_Instruction_
Reproduce the listing verbatim.

**** Provided records ****

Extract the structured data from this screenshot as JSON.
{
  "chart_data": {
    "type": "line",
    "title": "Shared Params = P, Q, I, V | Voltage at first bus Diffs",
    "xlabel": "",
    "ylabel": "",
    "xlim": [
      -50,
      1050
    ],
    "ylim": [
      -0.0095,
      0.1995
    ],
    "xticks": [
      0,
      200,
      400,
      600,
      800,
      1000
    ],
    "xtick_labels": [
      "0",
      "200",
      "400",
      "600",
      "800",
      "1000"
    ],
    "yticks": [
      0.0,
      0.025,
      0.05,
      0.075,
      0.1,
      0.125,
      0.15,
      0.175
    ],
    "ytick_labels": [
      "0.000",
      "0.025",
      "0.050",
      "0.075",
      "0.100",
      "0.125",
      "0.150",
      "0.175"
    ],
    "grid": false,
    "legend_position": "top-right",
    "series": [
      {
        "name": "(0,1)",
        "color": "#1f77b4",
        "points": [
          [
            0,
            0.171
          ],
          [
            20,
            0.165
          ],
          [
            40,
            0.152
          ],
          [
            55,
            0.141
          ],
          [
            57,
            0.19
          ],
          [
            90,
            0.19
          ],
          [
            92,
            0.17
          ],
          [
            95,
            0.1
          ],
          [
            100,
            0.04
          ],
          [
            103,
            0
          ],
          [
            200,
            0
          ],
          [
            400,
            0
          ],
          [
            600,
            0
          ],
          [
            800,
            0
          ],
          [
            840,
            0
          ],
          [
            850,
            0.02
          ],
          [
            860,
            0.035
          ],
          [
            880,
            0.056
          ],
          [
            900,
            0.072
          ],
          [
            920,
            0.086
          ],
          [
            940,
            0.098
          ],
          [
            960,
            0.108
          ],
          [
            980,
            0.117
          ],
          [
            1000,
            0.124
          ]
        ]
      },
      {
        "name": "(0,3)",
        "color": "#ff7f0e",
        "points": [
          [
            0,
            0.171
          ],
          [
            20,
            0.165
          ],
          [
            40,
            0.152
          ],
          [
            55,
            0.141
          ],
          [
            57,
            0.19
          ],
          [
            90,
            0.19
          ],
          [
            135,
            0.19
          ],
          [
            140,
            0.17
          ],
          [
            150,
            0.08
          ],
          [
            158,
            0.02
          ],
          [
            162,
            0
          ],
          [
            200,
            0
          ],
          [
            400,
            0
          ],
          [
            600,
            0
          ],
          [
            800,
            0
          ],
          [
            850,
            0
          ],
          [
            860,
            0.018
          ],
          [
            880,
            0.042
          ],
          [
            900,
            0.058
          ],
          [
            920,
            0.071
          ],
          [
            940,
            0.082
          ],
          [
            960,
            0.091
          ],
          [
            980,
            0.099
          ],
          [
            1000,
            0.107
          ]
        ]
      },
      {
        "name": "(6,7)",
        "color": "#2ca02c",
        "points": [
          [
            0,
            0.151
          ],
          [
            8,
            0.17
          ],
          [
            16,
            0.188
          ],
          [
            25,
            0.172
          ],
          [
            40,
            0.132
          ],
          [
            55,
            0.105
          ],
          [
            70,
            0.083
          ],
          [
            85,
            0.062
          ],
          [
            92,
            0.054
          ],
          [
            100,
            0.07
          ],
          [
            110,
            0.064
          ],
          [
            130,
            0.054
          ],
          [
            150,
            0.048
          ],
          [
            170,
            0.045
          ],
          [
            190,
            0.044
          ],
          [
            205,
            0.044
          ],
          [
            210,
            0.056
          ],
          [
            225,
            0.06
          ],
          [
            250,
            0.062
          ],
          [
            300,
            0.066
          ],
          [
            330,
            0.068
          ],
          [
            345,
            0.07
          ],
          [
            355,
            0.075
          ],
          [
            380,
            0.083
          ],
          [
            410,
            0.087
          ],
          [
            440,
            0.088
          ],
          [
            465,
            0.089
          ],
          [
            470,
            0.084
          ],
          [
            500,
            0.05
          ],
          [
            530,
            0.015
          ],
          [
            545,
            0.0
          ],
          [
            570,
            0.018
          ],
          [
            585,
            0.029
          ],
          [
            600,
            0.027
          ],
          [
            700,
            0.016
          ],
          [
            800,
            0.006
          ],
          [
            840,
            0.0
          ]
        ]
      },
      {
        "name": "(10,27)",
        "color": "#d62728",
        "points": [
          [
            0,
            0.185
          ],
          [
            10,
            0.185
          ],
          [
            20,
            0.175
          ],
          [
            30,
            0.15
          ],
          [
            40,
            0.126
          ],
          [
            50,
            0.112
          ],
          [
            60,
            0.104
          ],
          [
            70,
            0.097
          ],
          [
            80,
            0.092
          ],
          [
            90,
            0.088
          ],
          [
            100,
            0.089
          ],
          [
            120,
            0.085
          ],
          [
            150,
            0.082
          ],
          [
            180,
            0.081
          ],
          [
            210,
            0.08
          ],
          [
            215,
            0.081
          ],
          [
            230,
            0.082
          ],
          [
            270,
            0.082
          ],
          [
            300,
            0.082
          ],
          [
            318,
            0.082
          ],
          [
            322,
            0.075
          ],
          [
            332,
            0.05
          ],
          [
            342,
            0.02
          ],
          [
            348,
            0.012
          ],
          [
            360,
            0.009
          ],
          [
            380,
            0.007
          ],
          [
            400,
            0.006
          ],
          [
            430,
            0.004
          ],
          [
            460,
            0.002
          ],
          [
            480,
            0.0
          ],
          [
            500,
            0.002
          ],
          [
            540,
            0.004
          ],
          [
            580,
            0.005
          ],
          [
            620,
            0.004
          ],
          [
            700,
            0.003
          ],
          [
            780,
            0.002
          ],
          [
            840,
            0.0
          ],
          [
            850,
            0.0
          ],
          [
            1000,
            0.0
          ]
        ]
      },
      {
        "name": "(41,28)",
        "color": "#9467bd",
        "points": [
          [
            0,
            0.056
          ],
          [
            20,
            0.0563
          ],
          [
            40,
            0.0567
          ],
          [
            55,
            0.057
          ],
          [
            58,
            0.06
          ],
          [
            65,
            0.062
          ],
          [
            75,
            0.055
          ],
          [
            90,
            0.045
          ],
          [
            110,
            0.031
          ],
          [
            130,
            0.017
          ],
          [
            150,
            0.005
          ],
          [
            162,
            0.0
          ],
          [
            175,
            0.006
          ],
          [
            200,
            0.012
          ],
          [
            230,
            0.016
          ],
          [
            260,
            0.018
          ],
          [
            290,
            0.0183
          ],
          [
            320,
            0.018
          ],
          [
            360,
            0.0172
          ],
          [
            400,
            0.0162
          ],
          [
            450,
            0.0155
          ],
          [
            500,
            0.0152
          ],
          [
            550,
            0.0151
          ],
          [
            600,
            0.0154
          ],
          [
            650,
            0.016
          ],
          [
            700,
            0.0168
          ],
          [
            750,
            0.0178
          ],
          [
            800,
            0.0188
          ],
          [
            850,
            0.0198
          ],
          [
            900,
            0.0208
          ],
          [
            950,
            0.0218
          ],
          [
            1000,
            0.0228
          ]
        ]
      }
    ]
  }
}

****

_Task result_
Extract the structured data from this screenshot as JSON.
{
  "chart_data": {
    "type": "line",
    "title": "Shared Params = P, Q, I, V | Voltage at first bus Diffs",
    "xlabel": "",
    "ylabel": "",
    "xlim": [
      -50,
      1050
    ],
    "ylim": [
      -0.0095,
      0.1995
    ],
    "xticks": [
      0,
      200,
      400,
      600,
      800,
      1000
    ],
    "xtick_labels": [
      "0",
      "200",
      "400",
      "600",
      "800",
      "1000"
    ],
    "yticks": [
      0.0,
      0.025,
      0.05,
      0.075,
      0.1,
      0.125,
      0.15,
      0.175
    ],
    "ytick_labels": [
      "0.000",
      "0.025",
      "0.050",
      "0.075",
      "0.100",
      "0.125",
      "0.150",
      "0.175"
    ],
    "grid": false,
    "legend_position": "top-right",
    "series": [
      {
        "name": "(0,1)",
        "color": "#1f77b4",
        "points": [
          [
            0,
            0.171
          ],
          [
            20,
            0.165
          ],
          [
            40,
            0.152
          ],
          [
            55,
            0.141
          ],
          [
            57,
            0.19
          ],
          [
            90,
            0.19
          ],
          [
            92,
            0.17
          ],
          [
            95,
            0.1
          ],
          [
            100,
            0.04
          ],
          [
            103,
            0
          ],
          [
            200,
            0
          ],
          [
            400,
            0
          ],
          [
            600,
            0
          ],
          [
            800,
            0
          ],
          [
            840,
            0
          ],
          [
            850,
            0.02
          ],
          [
            860,
            0.035
          ],
          [
            880,
            0.056
          ],
          [
            900,
            0.072
          ],
          [
            920,
            0.086
          ],
          [
            940,
            0.098
          ],
          [
            960,
            0.108
          ],
          [
            980,
            0.117
          ],
          [
            1000,
            0.124
          ]
        ]
      },
      {
        "name": "(0,3)",
        "color": "#ff7f0e",
        "points": [
          [
            0,
            0.171
          ],
          [
            20,
            0.165
          ],
          [
            40,
            0.152
          ],
          [
            55,
            0.141
          ],
          [
            57,
            0.19
          ],
          [
            90,
            0.19
          ],
          [
            135,
            0.19
          ],
          [
            140,
            0.17
          ],
          [
            150,
            0.08
          ],
          [
            158,
            0.02
          ],
          [
            162,
            0
          ],
          [
            200,
            0
          ],
          [
            400,
            0
          ],
          [
            600,
            0
          ],
          [
            800,
            0
          ],
          [
            850,
            0
          ],
          [
            860,
            0.018
          ],
          [
            880,
            0.042
          ],
          [
            900,
            0.058
          ],
          [
            920,
            0.071
          ],
          [
            940,
            0.082
          ],
          [
            960,
            0.091
          ],
          [
            980,
            0.099
          ],
          [
            1000,
            0.107
          ]
        ]
      },
      {
        "name": "(6,7)",
        "color": "#2ca02c",
        "points": [
          [
            0,
            0.151
          ],
          [
            8,
            0.17
          ],
          [
            16,
            0.188
          ],
          [
            25,
            0.172
          ],
          [
            40,
            0.132
          ],
          [
            55,
            0.105
          ],
          [
            70,
            0.083
          ],
          [
            85,
            0.062
          ],
          [
            92,
            0.054
          ],
          [
            100,
            0.07
          ],
          [
            110,
            0.064
          ],
          [
            130,
            0.054
          ],
          [
            150,
            0.048
          ],
          [
            170,
            0.045
          ],
          [
            190,
            0.044
          ],
          [
            205,
            0.044
          ],
          [
            210,
            0.056
          ],
          [
            225,
            0.06
          ],
          [
            250,
            0.062
          ],
          [
            300,
            0.066
          ],
          [
            330,
            0.068
          ],
          [
            345,
            0.07
          ],
          [
            355,
            0.075
          ],
          [
            380,
            0.083
          ],
          [
            410,
            0.087
          ],
          [
            440,
            0.088
          ],
          [
            465,
            0.089
          ],
          [
            470,
            0.084
          ],
          [
            500,
            0.05
          ],
          [
            530,
            0.015
          ],
          [
            545,
            0.0
          ],
          [
            570,
            0.018
          ],
          [
            585,
            0.029
          ],
          [
            600,
            0.027
          ],
          [
            700,
            0.016
          ],
          [
            800,
            0.006
          ],
          [
            840,
            0.0
          ]
        ]
      },
      {
        "name": "(10,27)",
        "color": "#d62728",
        "points": [
          [
            0,
            0.185
          ],
          [
            10,
            0.185
          ],
          [
            20,
            0.175
          ],
          [
            30,
            0.15
          ],
          [
            40,
            0.126
          ],
          [
            50,
            0.112
          ],
          [
            60,
            0.104
          ],
          [
            70,
            0.097
          ],
          [
            80,
            0.092
          ],
          [
            90,
            0.088
          ],
          [
            100,
            0.089
          ],
          [
            120,
            0.085
          ],
          [
            150,
            0.082
          ],
          [
            180,
            0.081
          ],
          [
            210,
            0.08
          ],
          [
            215,
            0.081
          ],
          [
            230,
            0.082
          ],
          [
            270,
            0.082
          ],
          [
            300,
            0.082
          ],
          [
            318,
            0.082
          ],
          [
            322,
            0.075
          ],
          [
            332,
            0.05
          ],
          [
            342,
            0.02
          ],
          [
            348,
            0.012
          ],
          [
            360,
            0.009
          ],
          [
            380,
            0.007
          ],
          [
            400,
            0.006
          ],
          [
            430,
            0.004
          ],
          [
            460,
            0.002
          ],
          [
            480,
            0.0
          ],
          [
            500,
            0.002
          ],
          [
            540,
            0.004
          ],
          [
            580,
            0.005
          ],
          [
            620,
            0.004
          ],
          [
            700,
            0.003
          ],
          [
            780,
            0.002
          ],
          [
            840,
            0.0
          ],
          [
            850,
            0.0
          ],
          [
            1000,
            0.0
          ]
        ]
      },
      {
        "name": "(41,28)",
        "color": "#9467bd",
        "points": [
          [
            0,
            0.056
          ],
          [
            20,
            0.0563
          ],
          [
            40,
            0.0567
          ],
          [
            55,
            0.057
          ],
          [
            58,
            0.06
          ],
          [
            65,
            0.062
          ],
          [
            75,
            0.055
          ],
          [
            90,
            0.045
          ],
          [
            110,
            0.031
          ],
          [
            130,
            0.017
          ],
          [
            150,
            0.005
          ],
          [
            162,
            0.0
          ],
          [
            175,
            0.006
          ],
          [
            200,
            0.012
          ],
          [
            230,
            0.016
          ],
          [
            260,
            0.018
          ],
          [
            290,
            0.0183
          ],
          [
            320,
            0.018
          ],
          [
            360,
            0.0172
          ],
          [
            400,
            0.0162
          ],
          [
            450,
            0.0155
          ],
          [
            500,
            0.0152
          ],
          [
            550,
            0.0151
          ],
          [
            600,
            0.0154
          ],
          [
            650,
            0.016
          ],
          [
            700,
            0.0168
          ],
          [
            750,
            0.0178
          ],
          [
            800,
            0.0188
          ],
          [
            850,
            0.0198
          ],
          [
            900,
            0.0208
          ],
          [
            950,
            0.0218
          ],
          [
            1000,
            0.0228
          ]
        ]
      }
    ]
  }
}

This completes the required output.